Dataset:
──────

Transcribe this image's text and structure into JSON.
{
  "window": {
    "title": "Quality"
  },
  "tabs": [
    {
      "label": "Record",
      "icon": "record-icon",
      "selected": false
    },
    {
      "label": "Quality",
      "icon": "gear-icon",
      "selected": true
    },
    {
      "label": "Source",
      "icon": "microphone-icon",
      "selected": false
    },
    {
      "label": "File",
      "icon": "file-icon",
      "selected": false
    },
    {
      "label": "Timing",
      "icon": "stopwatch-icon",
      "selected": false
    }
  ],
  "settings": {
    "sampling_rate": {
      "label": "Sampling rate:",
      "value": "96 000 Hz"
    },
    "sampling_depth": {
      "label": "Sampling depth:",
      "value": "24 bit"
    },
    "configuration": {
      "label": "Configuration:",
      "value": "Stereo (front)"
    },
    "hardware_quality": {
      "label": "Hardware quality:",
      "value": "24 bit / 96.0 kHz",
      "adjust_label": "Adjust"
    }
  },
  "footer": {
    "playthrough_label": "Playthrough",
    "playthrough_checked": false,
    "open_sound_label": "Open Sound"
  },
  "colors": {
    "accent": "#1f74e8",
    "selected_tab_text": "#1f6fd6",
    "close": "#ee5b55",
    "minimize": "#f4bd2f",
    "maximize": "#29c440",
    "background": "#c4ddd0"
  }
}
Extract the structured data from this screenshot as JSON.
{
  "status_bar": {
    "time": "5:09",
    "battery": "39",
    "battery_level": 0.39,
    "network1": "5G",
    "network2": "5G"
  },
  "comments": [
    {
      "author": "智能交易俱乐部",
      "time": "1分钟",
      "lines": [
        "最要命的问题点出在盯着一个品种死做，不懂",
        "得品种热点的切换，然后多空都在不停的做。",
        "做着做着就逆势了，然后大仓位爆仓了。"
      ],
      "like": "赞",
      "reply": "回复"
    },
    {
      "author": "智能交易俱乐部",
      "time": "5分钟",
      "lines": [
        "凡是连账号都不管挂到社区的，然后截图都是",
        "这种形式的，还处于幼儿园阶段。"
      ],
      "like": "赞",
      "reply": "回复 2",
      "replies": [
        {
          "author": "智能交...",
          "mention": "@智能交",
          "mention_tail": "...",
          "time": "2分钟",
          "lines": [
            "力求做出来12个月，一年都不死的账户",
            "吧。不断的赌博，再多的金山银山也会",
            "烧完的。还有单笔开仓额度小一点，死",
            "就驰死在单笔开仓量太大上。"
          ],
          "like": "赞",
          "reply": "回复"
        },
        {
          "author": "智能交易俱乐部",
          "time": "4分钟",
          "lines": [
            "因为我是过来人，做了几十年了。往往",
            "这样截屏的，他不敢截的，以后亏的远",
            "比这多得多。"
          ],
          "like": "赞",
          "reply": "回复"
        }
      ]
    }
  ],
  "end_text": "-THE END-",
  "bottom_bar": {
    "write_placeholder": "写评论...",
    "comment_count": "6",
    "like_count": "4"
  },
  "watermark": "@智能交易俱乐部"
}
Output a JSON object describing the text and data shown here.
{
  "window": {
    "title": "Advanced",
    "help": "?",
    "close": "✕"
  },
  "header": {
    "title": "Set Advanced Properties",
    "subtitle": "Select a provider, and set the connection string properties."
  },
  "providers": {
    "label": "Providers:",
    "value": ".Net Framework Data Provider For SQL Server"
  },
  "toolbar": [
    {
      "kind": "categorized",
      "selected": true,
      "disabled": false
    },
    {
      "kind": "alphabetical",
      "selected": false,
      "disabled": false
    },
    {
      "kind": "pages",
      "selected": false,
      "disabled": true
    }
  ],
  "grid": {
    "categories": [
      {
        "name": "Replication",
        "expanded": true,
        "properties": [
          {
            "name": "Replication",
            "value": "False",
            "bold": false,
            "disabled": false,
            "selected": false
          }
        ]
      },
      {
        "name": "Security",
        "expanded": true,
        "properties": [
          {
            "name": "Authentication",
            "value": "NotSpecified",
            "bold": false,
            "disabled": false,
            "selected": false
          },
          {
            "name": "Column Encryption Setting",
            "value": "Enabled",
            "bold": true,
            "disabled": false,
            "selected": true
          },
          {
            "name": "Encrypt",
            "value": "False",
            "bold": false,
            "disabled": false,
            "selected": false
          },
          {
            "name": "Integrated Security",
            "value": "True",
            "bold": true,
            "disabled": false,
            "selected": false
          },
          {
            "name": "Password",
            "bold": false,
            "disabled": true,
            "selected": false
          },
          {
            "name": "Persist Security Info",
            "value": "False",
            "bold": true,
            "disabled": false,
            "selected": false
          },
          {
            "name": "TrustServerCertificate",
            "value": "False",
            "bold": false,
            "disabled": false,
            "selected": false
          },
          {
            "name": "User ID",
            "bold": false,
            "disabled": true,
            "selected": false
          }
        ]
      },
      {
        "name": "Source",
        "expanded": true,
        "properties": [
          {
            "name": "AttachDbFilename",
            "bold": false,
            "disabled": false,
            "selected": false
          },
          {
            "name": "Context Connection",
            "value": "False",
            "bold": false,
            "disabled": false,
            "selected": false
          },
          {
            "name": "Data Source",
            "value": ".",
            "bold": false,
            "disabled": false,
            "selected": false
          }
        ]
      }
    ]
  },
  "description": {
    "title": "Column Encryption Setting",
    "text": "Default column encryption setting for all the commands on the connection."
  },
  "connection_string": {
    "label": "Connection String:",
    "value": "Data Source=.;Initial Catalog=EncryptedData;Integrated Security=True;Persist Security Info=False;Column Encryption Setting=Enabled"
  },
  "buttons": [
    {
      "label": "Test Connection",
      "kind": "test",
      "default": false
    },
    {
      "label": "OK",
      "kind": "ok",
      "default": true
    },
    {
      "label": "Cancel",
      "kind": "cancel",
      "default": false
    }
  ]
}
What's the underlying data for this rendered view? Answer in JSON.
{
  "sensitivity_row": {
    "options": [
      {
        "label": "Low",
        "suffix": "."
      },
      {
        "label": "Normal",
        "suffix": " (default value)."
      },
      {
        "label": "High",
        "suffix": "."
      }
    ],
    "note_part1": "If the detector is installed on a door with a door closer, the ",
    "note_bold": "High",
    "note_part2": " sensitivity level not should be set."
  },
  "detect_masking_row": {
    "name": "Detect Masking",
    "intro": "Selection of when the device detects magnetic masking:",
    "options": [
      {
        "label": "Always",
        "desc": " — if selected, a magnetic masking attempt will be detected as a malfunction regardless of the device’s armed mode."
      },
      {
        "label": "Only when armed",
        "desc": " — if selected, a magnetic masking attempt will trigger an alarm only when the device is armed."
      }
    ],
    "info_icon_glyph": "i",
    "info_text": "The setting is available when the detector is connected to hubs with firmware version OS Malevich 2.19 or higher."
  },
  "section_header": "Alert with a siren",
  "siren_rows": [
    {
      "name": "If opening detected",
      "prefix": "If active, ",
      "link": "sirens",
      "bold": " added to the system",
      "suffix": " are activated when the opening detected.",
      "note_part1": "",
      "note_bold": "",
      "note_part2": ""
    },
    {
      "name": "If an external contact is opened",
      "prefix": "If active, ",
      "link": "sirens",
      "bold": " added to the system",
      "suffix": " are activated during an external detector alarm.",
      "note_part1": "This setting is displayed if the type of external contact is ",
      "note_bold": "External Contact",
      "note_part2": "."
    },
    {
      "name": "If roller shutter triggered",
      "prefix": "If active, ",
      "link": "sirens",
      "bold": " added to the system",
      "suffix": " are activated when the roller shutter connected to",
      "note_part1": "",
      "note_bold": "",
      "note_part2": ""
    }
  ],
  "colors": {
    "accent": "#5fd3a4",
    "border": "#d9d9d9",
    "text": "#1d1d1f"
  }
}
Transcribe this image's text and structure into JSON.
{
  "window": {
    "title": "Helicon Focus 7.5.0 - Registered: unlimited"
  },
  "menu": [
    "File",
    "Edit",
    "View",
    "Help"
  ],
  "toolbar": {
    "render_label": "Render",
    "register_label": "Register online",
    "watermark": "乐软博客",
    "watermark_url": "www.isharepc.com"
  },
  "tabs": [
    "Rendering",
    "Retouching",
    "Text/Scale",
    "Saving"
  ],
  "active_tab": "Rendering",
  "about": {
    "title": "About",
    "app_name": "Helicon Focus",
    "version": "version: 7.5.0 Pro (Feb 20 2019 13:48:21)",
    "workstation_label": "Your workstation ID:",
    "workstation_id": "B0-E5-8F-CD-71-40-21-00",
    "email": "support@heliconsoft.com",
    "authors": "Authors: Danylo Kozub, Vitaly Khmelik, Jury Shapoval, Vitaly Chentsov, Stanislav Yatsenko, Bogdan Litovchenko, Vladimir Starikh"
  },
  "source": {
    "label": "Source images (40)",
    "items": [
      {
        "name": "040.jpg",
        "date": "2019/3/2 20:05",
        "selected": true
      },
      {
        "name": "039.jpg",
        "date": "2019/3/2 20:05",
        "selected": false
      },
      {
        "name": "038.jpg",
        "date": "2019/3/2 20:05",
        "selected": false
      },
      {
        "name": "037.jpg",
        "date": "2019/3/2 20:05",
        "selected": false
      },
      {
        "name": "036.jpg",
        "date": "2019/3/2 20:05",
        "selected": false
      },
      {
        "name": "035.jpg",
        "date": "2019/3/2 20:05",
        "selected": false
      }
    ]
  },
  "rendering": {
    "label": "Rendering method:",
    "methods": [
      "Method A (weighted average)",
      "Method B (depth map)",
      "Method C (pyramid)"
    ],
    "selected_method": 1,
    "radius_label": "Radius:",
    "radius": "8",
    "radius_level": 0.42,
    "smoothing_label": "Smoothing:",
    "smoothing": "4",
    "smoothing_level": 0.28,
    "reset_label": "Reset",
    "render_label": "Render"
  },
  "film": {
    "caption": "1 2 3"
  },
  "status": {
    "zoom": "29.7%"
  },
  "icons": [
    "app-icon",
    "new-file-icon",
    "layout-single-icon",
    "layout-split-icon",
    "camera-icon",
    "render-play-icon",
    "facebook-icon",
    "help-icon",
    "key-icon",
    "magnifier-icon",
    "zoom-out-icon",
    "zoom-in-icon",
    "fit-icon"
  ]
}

──────

Exercise: In the entries above, find every line with the word "alarm" and list it.

Expected answer:
        "desc": " — if selected, a magnetic masking attempt will trigger an alarm only when the device is armed."
      "suffix": " are activated during an external detector alarm.",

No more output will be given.